## What is required
Extract each line where the string "ринг" shows up.

## Records contained in a dataset
——————

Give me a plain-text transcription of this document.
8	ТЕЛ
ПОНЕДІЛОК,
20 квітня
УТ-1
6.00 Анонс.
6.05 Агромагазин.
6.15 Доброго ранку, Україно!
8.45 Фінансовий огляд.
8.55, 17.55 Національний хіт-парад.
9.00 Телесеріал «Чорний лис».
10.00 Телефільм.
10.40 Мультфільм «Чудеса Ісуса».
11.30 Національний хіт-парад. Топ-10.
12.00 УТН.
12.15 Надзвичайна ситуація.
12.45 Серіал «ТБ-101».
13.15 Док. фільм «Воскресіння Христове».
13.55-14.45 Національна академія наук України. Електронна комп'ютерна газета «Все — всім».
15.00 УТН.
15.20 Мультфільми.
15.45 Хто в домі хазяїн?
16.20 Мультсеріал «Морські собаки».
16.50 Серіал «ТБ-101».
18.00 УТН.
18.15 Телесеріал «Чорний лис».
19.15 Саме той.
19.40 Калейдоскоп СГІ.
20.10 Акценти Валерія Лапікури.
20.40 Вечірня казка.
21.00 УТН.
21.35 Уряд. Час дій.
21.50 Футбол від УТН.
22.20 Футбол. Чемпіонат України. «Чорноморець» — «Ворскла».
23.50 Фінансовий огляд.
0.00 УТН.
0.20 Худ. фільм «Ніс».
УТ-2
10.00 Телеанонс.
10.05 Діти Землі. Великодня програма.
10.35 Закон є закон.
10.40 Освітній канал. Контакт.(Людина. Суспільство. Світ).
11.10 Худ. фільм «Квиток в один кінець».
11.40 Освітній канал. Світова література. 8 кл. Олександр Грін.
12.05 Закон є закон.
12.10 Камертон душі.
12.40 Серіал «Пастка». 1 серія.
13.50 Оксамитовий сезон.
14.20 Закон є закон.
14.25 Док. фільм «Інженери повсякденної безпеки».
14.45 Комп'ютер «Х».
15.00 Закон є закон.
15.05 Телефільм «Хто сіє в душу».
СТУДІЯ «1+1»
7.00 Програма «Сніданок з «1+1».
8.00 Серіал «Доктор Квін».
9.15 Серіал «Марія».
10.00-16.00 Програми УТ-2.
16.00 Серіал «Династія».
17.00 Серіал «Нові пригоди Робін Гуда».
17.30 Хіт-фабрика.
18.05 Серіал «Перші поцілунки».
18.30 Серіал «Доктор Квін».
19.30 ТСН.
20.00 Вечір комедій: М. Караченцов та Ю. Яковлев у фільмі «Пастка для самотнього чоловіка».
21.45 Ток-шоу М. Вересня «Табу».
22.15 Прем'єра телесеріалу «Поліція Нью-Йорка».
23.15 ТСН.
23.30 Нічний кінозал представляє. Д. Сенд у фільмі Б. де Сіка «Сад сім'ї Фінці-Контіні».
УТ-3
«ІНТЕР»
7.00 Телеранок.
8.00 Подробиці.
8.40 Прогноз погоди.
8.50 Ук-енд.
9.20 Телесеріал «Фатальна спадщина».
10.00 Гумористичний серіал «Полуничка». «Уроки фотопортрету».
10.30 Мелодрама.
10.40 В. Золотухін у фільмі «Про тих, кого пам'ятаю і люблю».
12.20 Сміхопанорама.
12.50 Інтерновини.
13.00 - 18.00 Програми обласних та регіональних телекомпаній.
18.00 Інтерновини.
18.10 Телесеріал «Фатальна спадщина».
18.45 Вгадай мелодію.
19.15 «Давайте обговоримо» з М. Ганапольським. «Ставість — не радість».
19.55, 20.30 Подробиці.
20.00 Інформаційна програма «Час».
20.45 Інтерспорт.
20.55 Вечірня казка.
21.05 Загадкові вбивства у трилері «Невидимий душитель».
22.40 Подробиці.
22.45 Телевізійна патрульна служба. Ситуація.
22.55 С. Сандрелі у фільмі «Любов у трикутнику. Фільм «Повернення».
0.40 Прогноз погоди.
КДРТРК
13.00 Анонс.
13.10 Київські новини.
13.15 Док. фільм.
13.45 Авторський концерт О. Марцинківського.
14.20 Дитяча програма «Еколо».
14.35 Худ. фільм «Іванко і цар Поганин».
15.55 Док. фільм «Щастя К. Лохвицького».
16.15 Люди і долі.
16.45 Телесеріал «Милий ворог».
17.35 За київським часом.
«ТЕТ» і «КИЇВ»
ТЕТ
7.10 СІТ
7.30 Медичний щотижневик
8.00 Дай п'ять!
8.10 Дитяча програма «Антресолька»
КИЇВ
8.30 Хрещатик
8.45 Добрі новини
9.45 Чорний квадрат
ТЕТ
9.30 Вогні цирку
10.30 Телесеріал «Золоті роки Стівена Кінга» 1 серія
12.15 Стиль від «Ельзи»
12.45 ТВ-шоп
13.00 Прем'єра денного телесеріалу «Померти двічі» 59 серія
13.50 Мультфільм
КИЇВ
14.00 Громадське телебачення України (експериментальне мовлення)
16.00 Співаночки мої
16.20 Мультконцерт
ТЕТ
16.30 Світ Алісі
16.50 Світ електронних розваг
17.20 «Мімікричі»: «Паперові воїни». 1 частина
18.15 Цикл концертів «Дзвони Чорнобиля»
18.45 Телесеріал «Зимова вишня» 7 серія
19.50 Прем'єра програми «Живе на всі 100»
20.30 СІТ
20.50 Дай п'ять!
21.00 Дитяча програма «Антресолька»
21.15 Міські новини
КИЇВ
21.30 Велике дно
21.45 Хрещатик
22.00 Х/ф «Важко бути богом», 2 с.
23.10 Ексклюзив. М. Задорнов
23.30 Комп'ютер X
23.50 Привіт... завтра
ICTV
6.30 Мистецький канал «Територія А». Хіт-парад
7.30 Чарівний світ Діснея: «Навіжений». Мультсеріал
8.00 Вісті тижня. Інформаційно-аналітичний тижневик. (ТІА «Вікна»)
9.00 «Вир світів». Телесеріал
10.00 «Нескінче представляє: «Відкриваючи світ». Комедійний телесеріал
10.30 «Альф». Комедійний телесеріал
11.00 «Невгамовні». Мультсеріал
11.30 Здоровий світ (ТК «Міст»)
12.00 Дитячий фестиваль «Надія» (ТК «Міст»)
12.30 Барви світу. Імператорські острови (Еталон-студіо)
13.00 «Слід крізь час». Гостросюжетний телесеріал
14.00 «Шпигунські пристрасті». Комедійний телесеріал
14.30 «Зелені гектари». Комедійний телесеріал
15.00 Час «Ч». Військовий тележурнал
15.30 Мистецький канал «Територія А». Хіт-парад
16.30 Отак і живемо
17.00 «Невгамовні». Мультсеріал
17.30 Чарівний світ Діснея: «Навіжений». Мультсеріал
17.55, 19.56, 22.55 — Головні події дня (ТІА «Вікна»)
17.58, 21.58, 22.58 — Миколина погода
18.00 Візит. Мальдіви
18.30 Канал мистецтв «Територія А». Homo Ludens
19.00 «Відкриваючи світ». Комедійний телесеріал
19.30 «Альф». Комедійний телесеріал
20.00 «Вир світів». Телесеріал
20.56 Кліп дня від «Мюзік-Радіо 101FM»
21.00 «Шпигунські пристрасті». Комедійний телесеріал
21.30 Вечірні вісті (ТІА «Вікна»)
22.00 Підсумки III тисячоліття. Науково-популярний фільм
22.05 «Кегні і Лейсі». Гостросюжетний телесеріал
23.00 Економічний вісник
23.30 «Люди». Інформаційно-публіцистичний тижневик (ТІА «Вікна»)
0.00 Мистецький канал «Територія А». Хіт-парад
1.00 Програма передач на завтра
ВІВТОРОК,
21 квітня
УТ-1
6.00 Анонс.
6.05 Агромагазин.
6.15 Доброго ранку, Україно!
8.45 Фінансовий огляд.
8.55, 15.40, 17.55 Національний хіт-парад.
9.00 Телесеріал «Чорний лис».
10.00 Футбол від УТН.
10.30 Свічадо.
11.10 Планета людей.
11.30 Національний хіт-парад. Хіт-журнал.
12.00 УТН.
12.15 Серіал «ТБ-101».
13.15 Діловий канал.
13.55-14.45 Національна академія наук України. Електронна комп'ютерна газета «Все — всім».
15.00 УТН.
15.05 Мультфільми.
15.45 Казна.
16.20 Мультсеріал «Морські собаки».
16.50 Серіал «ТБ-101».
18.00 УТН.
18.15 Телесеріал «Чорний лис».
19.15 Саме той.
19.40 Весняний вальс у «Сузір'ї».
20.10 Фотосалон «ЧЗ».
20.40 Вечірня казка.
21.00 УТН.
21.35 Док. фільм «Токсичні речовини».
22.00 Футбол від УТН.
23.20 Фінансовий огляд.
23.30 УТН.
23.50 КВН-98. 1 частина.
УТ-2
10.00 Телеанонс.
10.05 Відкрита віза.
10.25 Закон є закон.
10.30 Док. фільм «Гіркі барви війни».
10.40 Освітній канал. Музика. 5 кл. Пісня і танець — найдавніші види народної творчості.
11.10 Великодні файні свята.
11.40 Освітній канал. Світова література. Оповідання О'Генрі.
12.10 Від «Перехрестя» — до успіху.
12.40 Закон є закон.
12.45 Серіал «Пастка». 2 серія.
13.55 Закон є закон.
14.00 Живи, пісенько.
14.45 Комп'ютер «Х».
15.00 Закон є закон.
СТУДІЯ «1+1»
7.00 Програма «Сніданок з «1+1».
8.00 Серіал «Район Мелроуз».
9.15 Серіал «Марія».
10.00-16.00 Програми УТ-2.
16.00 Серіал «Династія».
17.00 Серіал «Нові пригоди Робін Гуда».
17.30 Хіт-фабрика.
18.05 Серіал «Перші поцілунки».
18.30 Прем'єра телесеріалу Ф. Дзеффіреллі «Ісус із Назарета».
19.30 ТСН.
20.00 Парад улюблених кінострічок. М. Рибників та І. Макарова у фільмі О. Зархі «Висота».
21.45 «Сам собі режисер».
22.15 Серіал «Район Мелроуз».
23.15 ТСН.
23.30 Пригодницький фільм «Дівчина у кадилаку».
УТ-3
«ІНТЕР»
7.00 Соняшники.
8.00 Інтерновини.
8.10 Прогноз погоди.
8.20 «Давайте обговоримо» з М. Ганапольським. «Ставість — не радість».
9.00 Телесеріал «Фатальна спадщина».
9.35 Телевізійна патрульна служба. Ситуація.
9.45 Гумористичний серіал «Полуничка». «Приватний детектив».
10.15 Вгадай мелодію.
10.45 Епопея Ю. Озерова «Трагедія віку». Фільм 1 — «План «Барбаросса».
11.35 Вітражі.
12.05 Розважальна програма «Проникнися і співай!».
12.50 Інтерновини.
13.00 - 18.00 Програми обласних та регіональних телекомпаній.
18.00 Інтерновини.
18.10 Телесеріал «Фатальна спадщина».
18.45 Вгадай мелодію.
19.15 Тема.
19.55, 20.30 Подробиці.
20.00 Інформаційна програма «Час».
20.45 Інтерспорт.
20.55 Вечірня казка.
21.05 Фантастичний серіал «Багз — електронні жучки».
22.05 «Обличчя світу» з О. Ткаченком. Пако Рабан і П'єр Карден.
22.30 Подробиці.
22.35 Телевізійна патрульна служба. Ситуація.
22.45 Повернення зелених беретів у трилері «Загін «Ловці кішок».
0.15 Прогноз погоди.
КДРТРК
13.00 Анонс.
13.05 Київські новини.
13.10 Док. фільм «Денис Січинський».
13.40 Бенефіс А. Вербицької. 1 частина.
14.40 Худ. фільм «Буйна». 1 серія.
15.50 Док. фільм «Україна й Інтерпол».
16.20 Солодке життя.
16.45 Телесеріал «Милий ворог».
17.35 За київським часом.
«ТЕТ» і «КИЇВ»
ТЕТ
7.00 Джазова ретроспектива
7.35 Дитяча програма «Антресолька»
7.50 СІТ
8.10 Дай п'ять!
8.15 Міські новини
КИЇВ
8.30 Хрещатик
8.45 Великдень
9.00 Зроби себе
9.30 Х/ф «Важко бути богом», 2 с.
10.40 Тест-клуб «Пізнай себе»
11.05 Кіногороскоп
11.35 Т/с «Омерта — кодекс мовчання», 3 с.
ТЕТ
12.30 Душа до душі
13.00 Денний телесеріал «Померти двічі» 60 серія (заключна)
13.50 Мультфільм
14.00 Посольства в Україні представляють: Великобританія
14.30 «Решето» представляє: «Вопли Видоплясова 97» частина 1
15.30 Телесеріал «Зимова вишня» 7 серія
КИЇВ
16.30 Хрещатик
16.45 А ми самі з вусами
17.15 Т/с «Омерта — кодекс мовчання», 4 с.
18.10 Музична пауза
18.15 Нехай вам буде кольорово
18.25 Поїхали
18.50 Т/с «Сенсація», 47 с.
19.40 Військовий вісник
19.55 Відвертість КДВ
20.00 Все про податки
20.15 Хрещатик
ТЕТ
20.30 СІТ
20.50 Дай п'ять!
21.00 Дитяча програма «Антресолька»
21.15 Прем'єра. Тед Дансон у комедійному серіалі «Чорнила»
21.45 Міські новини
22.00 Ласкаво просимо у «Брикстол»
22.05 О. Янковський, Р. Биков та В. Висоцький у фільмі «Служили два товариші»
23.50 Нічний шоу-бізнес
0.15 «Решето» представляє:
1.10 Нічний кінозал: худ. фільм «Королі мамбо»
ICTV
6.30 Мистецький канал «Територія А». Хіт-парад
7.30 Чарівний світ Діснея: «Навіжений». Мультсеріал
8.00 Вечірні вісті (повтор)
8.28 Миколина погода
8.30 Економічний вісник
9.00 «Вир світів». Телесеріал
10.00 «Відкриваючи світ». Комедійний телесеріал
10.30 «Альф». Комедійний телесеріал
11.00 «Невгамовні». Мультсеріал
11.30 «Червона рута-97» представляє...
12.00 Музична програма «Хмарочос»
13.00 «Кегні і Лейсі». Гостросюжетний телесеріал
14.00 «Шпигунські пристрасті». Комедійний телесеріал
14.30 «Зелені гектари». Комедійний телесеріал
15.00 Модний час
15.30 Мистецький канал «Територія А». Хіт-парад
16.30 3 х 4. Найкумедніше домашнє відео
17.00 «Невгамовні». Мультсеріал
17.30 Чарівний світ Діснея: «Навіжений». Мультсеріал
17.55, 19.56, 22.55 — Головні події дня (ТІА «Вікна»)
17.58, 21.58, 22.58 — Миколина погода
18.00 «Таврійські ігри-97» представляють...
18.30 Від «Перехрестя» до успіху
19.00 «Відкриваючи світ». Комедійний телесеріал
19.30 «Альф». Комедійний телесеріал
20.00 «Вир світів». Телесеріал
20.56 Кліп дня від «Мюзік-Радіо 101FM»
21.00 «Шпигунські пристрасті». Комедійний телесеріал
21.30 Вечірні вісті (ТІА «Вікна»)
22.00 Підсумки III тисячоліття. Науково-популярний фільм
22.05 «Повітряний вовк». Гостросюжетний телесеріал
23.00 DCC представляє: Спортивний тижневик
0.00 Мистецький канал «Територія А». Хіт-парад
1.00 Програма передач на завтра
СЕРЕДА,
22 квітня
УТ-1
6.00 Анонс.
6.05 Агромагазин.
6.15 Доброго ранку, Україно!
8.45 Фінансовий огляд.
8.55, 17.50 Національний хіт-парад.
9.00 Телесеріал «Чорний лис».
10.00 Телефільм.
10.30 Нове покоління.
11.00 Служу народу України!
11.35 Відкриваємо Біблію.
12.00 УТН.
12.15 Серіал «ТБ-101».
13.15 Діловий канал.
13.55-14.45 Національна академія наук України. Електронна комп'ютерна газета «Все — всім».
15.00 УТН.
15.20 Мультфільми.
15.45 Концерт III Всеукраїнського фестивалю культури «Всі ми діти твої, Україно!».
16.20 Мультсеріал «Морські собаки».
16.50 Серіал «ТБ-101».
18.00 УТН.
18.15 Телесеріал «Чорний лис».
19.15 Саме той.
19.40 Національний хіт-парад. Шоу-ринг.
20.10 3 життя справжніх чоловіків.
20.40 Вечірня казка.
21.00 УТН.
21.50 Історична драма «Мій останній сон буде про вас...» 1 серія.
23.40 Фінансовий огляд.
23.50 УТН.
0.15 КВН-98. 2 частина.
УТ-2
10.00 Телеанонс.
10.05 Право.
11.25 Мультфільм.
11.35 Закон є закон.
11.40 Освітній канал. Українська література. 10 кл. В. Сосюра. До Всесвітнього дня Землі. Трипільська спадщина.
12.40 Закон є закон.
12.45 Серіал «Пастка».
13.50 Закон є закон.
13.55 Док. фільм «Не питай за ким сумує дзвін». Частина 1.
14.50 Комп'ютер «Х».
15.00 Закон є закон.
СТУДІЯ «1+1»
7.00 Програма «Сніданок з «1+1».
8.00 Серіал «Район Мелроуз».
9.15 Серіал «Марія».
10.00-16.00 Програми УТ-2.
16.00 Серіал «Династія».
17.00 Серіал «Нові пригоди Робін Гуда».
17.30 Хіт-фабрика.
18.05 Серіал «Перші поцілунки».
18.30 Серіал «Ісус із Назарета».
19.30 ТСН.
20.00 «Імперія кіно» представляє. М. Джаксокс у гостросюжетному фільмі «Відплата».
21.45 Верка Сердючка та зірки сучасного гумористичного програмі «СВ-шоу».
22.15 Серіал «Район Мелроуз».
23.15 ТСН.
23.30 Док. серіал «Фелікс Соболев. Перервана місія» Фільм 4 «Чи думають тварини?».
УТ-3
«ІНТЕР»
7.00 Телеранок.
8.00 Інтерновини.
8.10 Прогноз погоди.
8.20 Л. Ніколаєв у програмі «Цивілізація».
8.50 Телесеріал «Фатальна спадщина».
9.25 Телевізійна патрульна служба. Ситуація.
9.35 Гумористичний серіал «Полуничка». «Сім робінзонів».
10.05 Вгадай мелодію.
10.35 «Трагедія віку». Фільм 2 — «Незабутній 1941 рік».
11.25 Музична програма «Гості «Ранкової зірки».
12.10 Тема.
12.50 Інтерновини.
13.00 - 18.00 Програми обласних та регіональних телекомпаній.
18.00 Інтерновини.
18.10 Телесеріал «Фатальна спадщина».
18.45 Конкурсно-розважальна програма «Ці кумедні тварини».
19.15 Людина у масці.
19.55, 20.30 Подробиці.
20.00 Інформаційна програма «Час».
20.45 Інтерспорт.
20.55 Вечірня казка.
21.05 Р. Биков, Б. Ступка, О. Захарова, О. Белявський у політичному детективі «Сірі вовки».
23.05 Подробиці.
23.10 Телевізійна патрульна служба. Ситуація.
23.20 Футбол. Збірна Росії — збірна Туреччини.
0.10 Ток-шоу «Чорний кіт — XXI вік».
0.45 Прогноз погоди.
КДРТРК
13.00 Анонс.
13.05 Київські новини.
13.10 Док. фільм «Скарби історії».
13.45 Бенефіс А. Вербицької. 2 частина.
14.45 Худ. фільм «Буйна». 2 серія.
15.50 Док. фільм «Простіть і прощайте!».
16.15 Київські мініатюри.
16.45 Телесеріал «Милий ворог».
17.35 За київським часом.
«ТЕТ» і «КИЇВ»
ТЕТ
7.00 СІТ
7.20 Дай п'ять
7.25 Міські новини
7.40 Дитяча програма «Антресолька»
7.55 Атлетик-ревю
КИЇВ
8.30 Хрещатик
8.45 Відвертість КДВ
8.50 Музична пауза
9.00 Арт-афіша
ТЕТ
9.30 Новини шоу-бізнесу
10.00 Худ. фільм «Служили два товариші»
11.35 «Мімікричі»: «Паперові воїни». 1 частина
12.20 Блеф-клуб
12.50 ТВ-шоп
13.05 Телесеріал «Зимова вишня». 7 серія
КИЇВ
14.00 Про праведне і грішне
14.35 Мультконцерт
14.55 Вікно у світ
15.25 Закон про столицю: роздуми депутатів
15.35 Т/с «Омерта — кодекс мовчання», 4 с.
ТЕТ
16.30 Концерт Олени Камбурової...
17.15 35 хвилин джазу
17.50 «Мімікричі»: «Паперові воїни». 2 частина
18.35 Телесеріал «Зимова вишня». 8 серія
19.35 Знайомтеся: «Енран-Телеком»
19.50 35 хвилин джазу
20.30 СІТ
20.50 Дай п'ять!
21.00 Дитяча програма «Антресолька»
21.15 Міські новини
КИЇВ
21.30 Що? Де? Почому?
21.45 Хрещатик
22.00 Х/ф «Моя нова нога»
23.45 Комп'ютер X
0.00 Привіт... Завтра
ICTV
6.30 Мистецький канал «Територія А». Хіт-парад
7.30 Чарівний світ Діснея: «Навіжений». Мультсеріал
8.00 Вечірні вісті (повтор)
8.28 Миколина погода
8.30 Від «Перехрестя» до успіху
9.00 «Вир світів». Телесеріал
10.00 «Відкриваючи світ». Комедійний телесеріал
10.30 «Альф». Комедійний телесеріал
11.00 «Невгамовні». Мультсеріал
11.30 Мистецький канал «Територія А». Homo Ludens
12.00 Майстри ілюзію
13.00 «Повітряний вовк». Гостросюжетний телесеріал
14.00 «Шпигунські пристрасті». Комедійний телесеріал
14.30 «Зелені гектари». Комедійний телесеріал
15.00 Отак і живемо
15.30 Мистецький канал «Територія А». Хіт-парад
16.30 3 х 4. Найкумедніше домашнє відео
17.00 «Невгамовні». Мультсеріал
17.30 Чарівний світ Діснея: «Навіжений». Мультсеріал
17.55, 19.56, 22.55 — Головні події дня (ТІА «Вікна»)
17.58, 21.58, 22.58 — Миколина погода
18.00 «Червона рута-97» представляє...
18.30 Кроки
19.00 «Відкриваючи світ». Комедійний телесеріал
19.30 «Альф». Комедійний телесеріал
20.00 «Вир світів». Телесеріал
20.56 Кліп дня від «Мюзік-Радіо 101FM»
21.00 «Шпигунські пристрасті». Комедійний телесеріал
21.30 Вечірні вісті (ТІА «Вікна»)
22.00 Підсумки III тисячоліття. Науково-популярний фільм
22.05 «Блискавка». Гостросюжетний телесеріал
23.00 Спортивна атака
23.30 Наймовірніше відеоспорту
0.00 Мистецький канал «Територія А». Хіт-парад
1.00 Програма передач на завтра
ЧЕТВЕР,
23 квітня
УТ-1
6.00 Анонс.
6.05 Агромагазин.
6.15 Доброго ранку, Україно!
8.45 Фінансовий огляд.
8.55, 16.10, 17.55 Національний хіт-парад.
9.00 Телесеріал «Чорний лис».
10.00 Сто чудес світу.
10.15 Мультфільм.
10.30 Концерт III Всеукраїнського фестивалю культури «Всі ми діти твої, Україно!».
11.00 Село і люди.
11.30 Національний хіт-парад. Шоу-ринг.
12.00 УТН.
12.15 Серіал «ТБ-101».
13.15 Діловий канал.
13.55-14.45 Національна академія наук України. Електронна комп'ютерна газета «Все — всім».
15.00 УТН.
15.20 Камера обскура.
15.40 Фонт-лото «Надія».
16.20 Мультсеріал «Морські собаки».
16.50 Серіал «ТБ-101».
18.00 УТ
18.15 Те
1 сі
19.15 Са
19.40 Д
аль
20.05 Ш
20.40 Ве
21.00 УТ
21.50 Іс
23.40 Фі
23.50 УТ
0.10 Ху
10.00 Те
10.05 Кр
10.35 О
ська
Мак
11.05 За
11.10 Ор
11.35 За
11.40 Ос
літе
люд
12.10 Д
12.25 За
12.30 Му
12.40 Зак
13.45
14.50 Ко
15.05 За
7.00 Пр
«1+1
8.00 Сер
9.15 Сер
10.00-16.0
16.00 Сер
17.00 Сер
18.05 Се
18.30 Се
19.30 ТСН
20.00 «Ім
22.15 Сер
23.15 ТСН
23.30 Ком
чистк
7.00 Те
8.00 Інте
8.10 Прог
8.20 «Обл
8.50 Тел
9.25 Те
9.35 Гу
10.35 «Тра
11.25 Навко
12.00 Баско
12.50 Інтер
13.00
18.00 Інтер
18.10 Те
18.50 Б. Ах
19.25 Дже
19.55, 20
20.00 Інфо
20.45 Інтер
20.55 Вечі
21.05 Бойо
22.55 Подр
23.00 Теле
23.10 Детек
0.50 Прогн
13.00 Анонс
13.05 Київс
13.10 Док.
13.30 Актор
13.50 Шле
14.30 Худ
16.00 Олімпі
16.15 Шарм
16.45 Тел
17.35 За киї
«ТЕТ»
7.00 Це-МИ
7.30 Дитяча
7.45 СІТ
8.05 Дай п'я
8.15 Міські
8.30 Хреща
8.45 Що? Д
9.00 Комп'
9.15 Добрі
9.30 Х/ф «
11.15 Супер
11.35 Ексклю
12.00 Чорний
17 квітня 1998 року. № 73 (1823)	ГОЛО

——————

## Response to this task
19.40 Національний хіт-парад. Шоу-ринг.
11.30 Національний хіт-парад. Шоу-ринг.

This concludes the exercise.